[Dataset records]
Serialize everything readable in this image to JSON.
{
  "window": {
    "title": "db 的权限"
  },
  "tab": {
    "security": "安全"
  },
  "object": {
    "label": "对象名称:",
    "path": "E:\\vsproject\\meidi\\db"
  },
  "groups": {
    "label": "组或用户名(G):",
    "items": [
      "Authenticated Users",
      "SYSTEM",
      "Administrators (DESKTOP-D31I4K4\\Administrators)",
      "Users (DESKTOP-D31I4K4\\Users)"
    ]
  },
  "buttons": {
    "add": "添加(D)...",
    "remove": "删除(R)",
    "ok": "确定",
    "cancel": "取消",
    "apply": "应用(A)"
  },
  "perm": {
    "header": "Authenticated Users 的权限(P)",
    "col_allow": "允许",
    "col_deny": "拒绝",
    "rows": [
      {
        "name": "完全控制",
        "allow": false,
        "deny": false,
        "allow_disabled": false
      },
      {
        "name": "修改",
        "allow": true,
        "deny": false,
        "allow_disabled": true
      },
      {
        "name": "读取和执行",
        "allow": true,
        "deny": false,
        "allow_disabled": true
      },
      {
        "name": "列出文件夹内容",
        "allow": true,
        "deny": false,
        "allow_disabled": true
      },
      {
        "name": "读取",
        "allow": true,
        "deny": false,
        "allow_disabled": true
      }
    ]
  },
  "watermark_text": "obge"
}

- AIM:
Reproduce all of the records exactly.

- WRITTEN ANSWER:
Serialize everything readable in this image to JSON.
{
  "window": {
    "title": "db 的权限"
  },
  "tab": {
    "security": "安全"
  },
  "object": {
    "label": "对象名称:",
    "path": "E:\\vsproject\\meidi\\db"
  },
  "groups": {
    "label": "组或用户名(G):",
    "items": [
      "Authenticated Users",
      "SYSTEM",
      "Administrators (DESKTOP-D31I4K4\\Administrators)",
      "Users (DESKTOP-D31I4K4\\Users)"
    ]
  },
  "buttons": {
    "add": "添加(D)...",
    "remove": "删除(R)",
    "ok": "确定",
    "cancel": "取消",
    "apply": "应用(A)"
  },
  "perm": {
    "header": "Authenticated Users 的权限(P)",
    "col_allow": "允许",
    "col_deny": "拒绝",
    "rows": [
      {
        "name": "完全控制",
        "allow": false,
        "deny": false,
        "allow_disabled": false
      },
      {
        "name": "修改",
        "allow": true,
        "deny": false,
        "allow_disabled": true
      },
      {
        "name": "读取和执行",
        "allow": true,
        "deny": false,
        "allow_disabled": true
      },
      {
        "name": "列出文件夹内容",
        "allow": true,
        "deny": false,
        "allow_disabled": true
      },
      {
        "name": "读取",
        "allow": true,
        "deny": false,
        "allow_disabled": true
      }
    ]
  },
  "watermark_text": "obge"
}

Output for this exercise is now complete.